[A block of data]
──────
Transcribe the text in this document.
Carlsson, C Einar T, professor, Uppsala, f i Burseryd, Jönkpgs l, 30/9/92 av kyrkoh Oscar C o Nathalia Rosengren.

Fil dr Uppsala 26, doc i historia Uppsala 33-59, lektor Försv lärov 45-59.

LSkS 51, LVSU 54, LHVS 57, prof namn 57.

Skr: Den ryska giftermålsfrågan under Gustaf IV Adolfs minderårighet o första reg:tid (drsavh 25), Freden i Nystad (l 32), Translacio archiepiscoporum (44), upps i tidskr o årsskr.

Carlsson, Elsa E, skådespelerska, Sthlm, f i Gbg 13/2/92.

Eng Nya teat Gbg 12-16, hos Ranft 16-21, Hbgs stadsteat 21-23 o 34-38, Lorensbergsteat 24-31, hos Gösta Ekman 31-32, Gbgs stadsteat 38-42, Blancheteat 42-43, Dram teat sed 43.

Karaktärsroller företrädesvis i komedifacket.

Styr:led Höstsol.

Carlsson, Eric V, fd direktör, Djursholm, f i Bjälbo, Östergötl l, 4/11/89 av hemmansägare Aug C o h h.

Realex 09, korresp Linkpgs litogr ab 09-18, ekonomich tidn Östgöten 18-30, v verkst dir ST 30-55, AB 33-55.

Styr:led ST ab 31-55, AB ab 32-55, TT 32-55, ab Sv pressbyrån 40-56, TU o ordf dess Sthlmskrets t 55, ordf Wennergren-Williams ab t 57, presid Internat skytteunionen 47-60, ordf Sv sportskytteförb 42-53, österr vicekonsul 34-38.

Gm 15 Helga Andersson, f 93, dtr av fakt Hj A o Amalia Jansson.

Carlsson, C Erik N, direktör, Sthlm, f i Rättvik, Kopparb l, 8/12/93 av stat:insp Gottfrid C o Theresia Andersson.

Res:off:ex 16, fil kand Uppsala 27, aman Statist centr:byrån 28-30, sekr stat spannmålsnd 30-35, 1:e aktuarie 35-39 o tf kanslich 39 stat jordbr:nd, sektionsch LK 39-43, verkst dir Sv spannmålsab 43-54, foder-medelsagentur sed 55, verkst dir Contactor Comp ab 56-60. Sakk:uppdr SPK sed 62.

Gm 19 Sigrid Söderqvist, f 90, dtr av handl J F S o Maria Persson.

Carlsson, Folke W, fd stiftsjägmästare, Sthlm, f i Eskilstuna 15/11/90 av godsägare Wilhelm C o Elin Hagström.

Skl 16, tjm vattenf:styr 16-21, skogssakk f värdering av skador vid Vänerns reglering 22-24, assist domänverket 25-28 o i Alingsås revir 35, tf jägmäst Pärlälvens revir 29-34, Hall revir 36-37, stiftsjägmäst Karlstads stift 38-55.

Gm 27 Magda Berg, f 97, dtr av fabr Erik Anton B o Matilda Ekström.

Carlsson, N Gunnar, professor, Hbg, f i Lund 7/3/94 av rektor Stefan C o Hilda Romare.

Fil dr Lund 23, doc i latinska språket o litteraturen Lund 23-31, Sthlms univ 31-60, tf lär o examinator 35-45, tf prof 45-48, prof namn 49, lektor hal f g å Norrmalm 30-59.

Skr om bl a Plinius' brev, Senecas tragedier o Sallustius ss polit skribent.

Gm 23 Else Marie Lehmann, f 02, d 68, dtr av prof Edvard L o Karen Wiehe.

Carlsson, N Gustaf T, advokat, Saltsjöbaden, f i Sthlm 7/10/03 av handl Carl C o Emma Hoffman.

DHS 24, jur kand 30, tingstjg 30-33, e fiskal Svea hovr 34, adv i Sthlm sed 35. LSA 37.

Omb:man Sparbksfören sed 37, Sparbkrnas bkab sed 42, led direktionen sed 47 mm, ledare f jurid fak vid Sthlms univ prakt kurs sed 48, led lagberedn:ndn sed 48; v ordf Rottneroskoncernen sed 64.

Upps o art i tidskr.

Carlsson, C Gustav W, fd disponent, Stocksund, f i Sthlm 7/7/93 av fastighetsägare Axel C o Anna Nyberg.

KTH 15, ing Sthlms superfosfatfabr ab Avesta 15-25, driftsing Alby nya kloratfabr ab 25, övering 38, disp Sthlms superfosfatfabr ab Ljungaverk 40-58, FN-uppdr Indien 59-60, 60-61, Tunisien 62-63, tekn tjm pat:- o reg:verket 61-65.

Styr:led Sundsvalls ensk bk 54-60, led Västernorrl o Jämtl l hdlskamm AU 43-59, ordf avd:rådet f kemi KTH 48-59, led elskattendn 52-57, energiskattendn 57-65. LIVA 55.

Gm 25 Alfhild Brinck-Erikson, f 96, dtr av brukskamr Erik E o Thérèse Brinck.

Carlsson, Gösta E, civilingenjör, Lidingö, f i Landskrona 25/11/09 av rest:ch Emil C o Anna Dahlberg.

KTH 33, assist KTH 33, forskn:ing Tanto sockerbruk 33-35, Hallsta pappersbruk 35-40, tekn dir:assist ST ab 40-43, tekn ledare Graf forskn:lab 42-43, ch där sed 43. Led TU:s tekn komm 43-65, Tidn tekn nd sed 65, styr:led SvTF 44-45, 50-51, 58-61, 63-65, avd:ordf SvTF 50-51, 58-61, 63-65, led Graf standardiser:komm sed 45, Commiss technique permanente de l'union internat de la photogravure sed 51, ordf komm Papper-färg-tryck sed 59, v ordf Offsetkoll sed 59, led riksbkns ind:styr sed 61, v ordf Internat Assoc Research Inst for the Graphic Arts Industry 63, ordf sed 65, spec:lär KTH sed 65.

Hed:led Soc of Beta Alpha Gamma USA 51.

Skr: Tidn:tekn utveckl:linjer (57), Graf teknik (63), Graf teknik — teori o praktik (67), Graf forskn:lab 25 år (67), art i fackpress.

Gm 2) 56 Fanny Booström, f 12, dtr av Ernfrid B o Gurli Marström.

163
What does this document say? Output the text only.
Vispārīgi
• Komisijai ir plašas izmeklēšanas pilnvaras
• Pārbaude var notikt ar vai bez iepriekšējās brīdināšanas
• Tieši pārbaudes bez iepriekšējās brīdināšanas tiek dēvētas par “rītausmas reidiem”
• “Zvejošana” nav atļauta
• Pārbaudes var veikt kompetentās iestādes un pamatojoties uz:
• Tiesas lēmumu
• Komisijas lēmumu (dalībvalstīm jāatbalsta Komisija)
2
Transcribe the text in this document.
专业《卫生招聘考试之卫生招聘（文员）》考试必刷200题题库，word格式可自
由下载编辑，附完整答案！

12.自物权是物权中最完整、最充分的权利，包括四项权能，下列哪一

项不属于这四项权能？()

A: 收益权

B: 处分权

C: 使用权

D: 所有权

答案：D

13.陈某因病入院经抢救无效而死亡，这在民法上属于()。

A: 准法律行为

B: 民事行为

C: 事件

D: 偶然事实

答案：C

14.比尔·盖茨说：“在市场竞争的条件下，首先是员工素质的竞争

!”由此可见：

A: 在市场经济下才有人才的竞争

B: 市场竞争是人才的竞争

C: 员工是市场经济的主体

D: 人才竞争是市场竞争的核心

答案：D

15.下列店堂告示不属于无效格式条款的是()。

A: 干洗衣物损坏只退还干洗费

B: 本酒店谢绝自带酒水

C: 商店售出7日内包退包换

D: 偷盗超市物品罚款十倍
──────
- [Challenge]
Word for word, write out the data.

- [Solution below]
Transcribe the text in this document.
Carlsson, C Einar T, professor, Uppsala, f i Burseryd, Jönkpgs l, 30/9/92 av kyrkoh Oscar C o Nathalia Rosengren.

Fil dr Uppsala 26, doc i historia Uppsala 33-59, lektor Försv lärov 45-59.

LSkS 51, LVSU 54, LHVS 57, prof namn 57.

Skr: Den ryska giftermålsfrågan under Gustaf IV Adolfs minderårighet o första reg:tid (drsavh 25), Freden i Nystad (l 32), Translacio archiepiscoporum (44), upps i tidskr o årsskr.

Carlsson, Elsa E, skådespelerska, Sthlm, f i Gbg 13/2/92.

Eng Nya teat Gbg 12-16, hos Ranft 16-21, Hbgs stadsteat 21-23 o 34-38, Lorensbergsteat 24-31, hos Gösta Ekman 31-32, Gbgs stadsteat 38-42, Blancheteat 42-43, Dram teat sed 43.

Karaktärsroller företrädesvis i komedifacket.

Styr:led Höstsol.

Carlsson, Eric V, fd direktör, Djursholm, f i Bjälbo, Östergötl l, 4/11/89 av hemmansägare Aug C o h h.

Realex 09, korresp Linkpgs litogr ab 09-18, ekonomich tidn Östgöten 18-30, v verkst dir ST 30-55, AB 33-55.

Styr:led ST ab 31-55, AB ab 32-55, TT 32-55, ab Sv pressbyrån 40-56, TU o ordf dess Sthlmskrets t 55, ordf Wennergren-Williams ab t 57, presid Internat skytteunionen 47-60, ordf Sv sportskytteförb 42-53, österr vicekonsul 34-38.

Gm 15 Helga Andersson, f 93, dtr av fakt Hj A o Amalia Jansson.

Carlsson, C Erik N, direktör, Sthlm, f i Rättvik, Kopparb l, 8/12/93 av stat:insp Gottfrid C o Theresia Andersson.

Res:off:ex 16, fil kand Uppsala 27, aman Statist centr:byrån 28-30, sekr stat spannmålsnd 30-35, 1:e aktuarie 35-39 o tf kanslich 39 stat jordbr:nd, sektionsch LK 39-43, verkst dir Sv spannmålsab 43-54, foder-medelsagentur sed 55, verkst dir Contactor Comp ab 56-60. Sakk:uppdr SPK sed 62.

Gm 19 Sigrid Söderqvist, f 90, dtr av handl J F S o Maria Persson.

Carlsson, Folke W, fd stiftsjägmästare, Sthlm, f i Eskilstuna 15/11/90 av godsägare Wilhelm C o Elin Hagström.

Skl 16, tjm vattenf:styr 16-21, skogssakk f värdering av skador vid Vänerns reglering 22-24, assist domänverket 25-28 o i Alingsås revir 35, tf jägmäst Pärlälvens revir 29-34, Hall revir 36-37, stiftsjägmäst Karlstads stift 38-55.

Gm 27 Magda Berg, f 97, dtr av fabr Erik Anton B o Matilda Ekström.

Carlsson, N Gunnar, professor, Hbg, f i Lund 7/3/94 av rektor Stefan C o Hilda Romare.

Fil dr Lund 23, doc i latinska språket o litteraturen Lund 23-31, Sthlms univ 31-60, tf lär o examinator 35-45, tf prof 45-48, prof namn 49, lektor hal f g å Norrmalm 30-59.

Skr om bl a Plinius' brev, Senecas tragedier o Sallustius ss polit skribent.

Gm 23 Else Marie Lehmann, f 02, d 68, dtr av prof Edvard L o Karen Wiehe.

Carlsson, N Gustaf T, advokat, Saltsjöbaden, f i Sthlm 7/10/03 av handl Carl C o Emma Hoffman.

DHS 24, jur kand 30, tingstjg 30-33, e fiskal Svea hovr 34, adv i Sthlm sed 35. LSA 37.

Omb:man Sparbksfören sed 37, Sparbkrnas bkab sed 42, led direktionen sed 47 mm, ledare f jurid fak vid Sthlms univ prakt kurs sed 48, led lagberedn:ndn sed 48; v ordf Rottneroskoncernen sed 64.

Upps o art i tidskr.

Carlsson, C Gustav W, fd disponent, Stocksund, f i Sthlm 7/7/93 av fastighetsägare Axel C o Anna Nyberg.

KTH 15, ing Sthlms superfosfatfabr ab Avesta 15-25, driftsing Alby nya kloratfabr ab 25, övering 38, disp Sthlms superfosfatfabr ab Ljungaverk 40-58, FN-uppdr Indien 59-60, 60-61, Tunisien 62-63, tekn tjm pat:- o reg:verket 61-65.

Styr:led Sundsvalls ensk bk 54-60, led Västernorrl o Jämtl l hdlskamm AU 43-59, ordf avd:rådet f kemi KTH 48-59, led elskattendn 52-57, energiskattendn 57-65. LIVA 55.

Gm 25 Alfhild Brinck-Erikson, f 96, dtr av brukskamr Erik E o Thérèse Brinck.

Carlsson, Gösta E, civilingenjör, Lidingö, f i Landskrona 25/11/09 av rest:ch Emil C o Anna Dahlberg.

KTH 33, assist KTH 33, forskn:ing Tanto sockerbruk 33-35, Hallsta pappersbruk 35-40, tekn dir:assist ST ab 40-43, tekn ledare Graf forskn:lab 42-43, ch där sed 43. Led TU:s tekn komm 43-65, Tidn tekn nd sed 65, styr:led SvTF 44-45, 50-51, 58-61, 63-65, avd:ordf SvTF 50-51, 58-61, 63-65, led Graf standardiser:komm sed 45, Commiss technique permanente de l'union internat de la photogravure sed 51, ordf komm Papper-färg-tryck sed 59, v ordf Offsetkoll sed 59, led riksbkns ind:styr sed 61, v ordf Internat Assoc Research Inst for the Graphic Arts Industry 63, ordf sed 65, spec:lär KTH sed 65.

Hed:led Soc of Beta Alpha Gamma USA 51.

Skr: Tidn:tekn utveckl:linjer (57), Graf teknik (63), Graf teknik — teori o praktik (67), Graf forskn:lab 25 år (67), art i fackpress.

Gm 2) 56 Fanny Booström, f 12, dtr av Ernfrid B o Gurli Marström.

163
What does this document say? Output the text only.
Vispārīgi
• Komisijai ir plašas izmeklēšanas pilnvaras
• Pārbaude var notikt ar vai bez iepriekšējās brīdināšanas
• Tieši pārbaudes bez iepriekšējās brīdināšanas tiek dēvētas par “rītausmas reidiem”
• “Zvejošana” nav atļauta
• Pārbaudes var veikt kompetentās iestādes un pamatojoties uz:
• Tiesas lēmumu
• Komisijas lēmumu (dalībvalstīm jāatbalsta Komisija)
2
Transcribe the text in this document.
专业《卫生招聘考试之卫生招聘（文员）》考试必刷200题题库，word格式可自
由下载编辑，附完整答案！

12.自物权是物权中最完整、最充分的权利，包括四项权能，下列哪一

项不属于这四项权能？()

A: 收益权

B: 处分权

C: 使用权

D: 所有权

答案：D

13.陈某因病入院经抢救无效而死亡，这在民法上属于()。

A: 准法律行为

B: 民事行为

C: 事件

D: 偶然事实

答案：C

14.比尔·盖茨说：“在市场竞争的条件下，首先是员工素质的竞争

!”由此可见：

A: 在市场经济下才有人才的竞争

B: 市场竞争是人才的竞争

C: 员工是市场经济的主体

D: 人才竞争是市场竞争的核心

答案：D

15.下列店堂告示不属于无效格式条款的是()。

A: 干洗衣物损坏只退还干洗费

B: 本酒店谢绝自带酒水

C: 商店售出7日内包退包换

D: 偷盗超市物品罚款十倍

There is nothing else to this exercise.